* TASK GOAL: Write out the whole listing exactly as it stands.

>> START SUPPLIED RECORDS

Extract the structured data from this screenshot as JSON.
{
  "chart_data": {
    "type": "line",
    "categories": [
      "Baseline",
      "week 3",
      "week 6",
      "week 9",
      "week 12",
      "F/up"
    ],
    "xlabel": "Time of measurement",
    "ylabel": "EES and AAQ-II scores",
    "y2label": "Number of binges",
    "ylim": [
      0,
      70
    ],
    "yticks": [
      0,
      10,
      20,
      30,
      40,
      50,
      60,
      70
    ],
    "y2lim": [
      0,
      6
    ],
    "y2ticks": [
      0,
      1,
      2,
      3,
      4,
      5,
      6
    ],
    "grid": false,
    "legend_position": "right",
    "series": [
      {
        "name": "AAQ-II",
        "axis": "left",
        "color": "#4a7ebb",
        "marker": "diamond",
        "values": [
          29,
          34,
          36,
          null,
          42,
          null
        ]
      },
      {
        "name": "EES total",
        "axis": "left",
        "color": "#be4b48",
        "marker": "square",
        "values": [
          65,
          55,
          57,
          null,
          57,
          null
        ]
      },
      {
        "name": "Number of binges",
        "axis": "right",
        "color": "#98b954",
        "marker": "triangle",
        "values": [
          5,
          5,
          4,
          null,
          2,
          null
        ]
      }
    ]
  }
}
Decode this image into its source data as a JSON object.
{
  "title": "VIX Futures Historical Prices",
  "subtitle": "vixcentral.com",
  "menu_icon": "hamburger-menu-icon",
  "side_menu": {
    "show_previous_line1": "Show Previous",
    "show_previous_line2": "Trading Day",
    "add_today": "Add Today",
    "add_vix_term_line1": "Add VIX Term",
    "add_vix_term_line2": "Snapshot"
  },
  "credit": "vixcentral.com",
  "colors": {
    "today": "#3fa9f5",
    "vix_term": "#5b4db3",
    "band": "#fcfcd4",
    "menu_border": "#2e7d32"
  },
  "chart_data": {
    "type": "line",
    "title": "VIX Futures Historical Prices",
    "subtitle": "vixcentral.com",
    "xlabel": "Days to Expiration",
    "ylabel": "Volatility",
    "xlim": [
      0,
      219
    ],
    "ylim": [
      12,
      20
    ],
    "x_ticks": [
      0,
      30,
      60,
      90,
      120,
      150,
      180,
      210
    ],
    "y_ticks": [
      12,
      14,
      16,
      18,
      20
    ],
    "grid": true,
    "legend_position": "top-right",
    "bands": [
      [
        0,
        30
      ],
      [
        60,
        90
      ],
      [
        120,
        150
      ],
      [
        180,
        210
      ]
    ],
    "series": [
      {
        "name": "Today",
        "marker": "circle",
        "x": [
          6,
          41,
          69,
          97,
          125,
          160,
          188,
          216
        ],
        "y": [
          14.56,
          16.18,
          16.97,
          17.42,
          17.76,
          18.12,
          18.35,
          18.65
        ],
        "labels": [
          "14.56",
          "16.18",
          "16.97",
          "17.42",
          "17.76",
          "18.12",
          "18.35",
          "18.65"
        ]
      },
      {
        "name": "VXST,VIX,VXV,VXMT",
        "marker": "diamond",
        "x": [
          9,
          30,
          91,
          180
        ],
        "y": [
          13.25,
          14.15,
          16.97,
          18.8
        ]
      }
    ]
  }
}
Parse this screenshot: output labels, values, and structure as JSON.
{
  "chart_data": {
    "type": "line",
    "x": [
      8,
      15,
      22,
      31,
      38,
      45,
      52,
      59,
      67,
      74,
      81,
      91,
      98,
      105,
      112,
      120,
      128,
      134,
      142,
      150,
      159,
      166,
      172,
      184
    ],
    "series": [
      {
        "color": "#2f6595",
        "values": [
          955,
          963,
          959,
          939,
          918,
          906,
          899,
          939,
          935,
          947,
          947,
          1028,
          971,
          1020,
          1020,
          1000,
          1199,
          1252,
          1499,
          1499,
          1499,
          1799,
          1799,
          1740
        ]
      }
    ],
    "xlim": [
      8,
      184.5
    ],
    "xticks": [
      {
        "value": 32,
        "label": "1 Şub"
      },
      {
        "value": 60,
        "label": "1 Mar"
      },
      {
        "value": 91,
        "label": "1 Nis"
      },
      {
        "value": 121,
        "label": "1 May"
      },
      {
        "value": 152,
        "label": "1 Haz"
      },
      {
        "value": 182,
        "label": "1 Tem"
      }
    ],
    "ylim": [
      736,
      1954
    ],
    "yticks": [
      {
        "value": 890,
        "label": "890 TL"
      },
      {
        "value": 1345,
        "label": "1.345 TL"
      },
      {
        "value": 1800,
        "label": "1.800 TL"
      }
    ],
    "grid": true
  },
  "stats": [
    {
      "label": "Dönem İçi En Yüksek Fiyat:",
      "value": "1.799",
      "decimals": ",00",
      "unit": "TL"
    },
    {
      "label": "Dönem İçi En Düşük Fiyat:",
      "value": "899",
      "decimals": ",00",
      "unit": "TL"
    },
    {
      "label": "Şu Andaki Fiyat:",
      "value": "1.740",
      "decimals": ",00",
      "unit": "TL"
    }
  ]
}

>> END SUPPLIED RECORDS

* OUTPUT OF THE EXERCISE:
Extract the structured data from this screenshot as JSON.
{
  "chart_data": {
    "type": "line",
    "categories": [
      "Baseline",
      "week 3",
      "week 6",
      "week 9",
      "week 12",
      "F/up"
    ],
    "xlabel": "Time of measurement",
    "ylabel": "EES and AAQ-II scores",
    "y2label": "Number of binges",
    "ylim": [
      0,
      70
    ],
    "yticks": [
      0,
      10,
      20,
      30,
      40,
      50,
      60,
      70
    ],
    "y2lim": [
      0,
      6
    ],
    "y2ticks": [
      0,
      1,
      2,
      3,
      4,
      5,
      6
    ],
    "grid": false,
    "legend_position": "right",
    "series": [
      {
        "name": "AAQ-II",
        "axis": "left",
        "color": "#4a7ebb",
        "marker": "diamond",
        "values": [
          29,
          34,
          36,
          null,
          42,
          null
        ]
      },
      {
        "name": "EES total",
        "axis": "left",
        "color": "#be4b48",
        "marker": "square",
        "values": [
          65,
          55,
          57,
          null,
          57,
          null
        ]
      },
      {
        "name": "Number of binges",
        "axis": "right",
        "color": "#98b954",
        "marker": "triangle",
        "values": [
          5,
          5,
          4,
          null,
          2,
          null
        ]
      }
    ]
  }
}
Decode this image into its source data as a JSON object.
{
  "title": "VIX Futures Historical Prices",
  "subtitle": "vixcentral.com",
  "menu_icon": "hamburger-menu-icon",
  "side_menu": {
    "show_previous_line1": "Show Previous",
    "show_previous_line2": "Trading Day",
    "add_today": "Add Today",
    "add_vix_term_line1": "Add VIX Term",
    "add_vix_term_line2": "Snapshot"
  },
  "credit": "vixcentral.com",
  "colors": {
    "today": "#3fa9f5",
    "vix_term": "#5b4db3",
    "band": "#fcfcd4",
    "menu_border": "#2e7d32"
  },
  "chart_data": {
    "type": "line",
    "title": "VIX Futures Historical Prices",
    "subtitle": "vixcentral.com",
    "xlabel": "Days to Expiration",
    "ylabel": "Volatility",
    "xlim": [
      0,
      219
    ],
    "ylim": [
      12,
      20
    ],
    "x_ticks": [
      0,
      30,
      60,
      90,
      120,
      150,
      180,
      210
    ],
    "y_ticks": [
      12,
      14,
      16,
      18,
      20
    ],
    "grid": true,
    "legend_position": "top-right",
    "bands": [
      [
        0,
        30
      ],
      [
        60,
        90
      ],
      [
        120,
        150
      ],
      [
        180,
        210
      ]
    ],
    "series": [
      {
        "name": "Today",
        "marker": "circle",
        "x": [
          6,
          41,
          69,
          97,
          125,
          160,
          188,
          216
        ],
        "y": [
          14.56,
          16.18,
          16.97,
          17.42,
          17.76,
          18.12,
          18.35,
          18.65
        ],
        "labels": [
          "14.56",
          "16.18",
          "16.97",
          "17.42",
          "17.76",
          "18.12",
          "18.35",
          "18.65"
        ]
      },
      {
        "name": "VXST,VIX,VXV,VXMT",
        "marker": "diamond",
        "x": [
          9,
          30,
          91,
          180
        ],
        "y": [
          13.25,
          14.15,
          16.97,
          18.8
        ]
      }
    ]
  }
}
Parse this screenshot: output labels, values, and structure as JSON.
{
  "chart_data": {
    "type": "line",
    "x": [
      8,
      15,
      22,
      31,
      38,
      45,
      52,
      59,
      67,
      74,
      81,
      91,
      98,
      105,
      112,
      120,
      128,
      134,
      142,
      150,
      159,
      166,
      172,
      184
    ],
    "series": [
      {
        "color": "#2f6595",
        "values": [
          955,
          963,
          959,
          939,
          918,
          906,
          899,
          939,
          935,
          947,
          947,
          1028,
          971,
          1020,
          1020,
          1000,
          1199,
          1252,
          1499,
          1499,
          1499,
          1799,
          1799,
          1740
        ]
      }
    ],
    "xlim": [
      8,
      184.5
    ],
    "xticks": [
      {
        "value": 32,
        "label": "1 Şub"
      },
      {
        "value": 60,
        "label": "1 Mar"
      },
      {
        "value": 91,
        "label": "1 Nis"
      },
      {
        "value": 121,
        "label": "1 May"
      },
      {
        "value": 152,
        "label": "1 Haz"
      },
      {
        "value": 182,
        "label": "1 Tem"
      }
    ],
    "ylim": [
      736,
      1954
    ],
    "yticks": [
      {
        "value": 890,
        "label": "890 TL"
      },
      {
        "value": 1345,
        "label": "1.345 TL"
      },
      {
        "value": 1800,
        "label": "1.800 TL"
      }
    ],
    "grid": true
  },
  "stats": [
    {
      "label": "Dönem İçi En Yüksek Fiyat:",
      "value": "1.799",
      "decimals": ",00",
      "unit": "TL"
    },
    {
      "label": "Dönem İçi En Düşük Fiyat:",
      "value": "899",
      "decimals": ",00",
      "unit": "TL"
    },
    {
      "label": "Şu Andaki Fiyat:",
      "value": "1.740",
      "decimals": ",00",
      "unit": "TL"
    }
  ]
}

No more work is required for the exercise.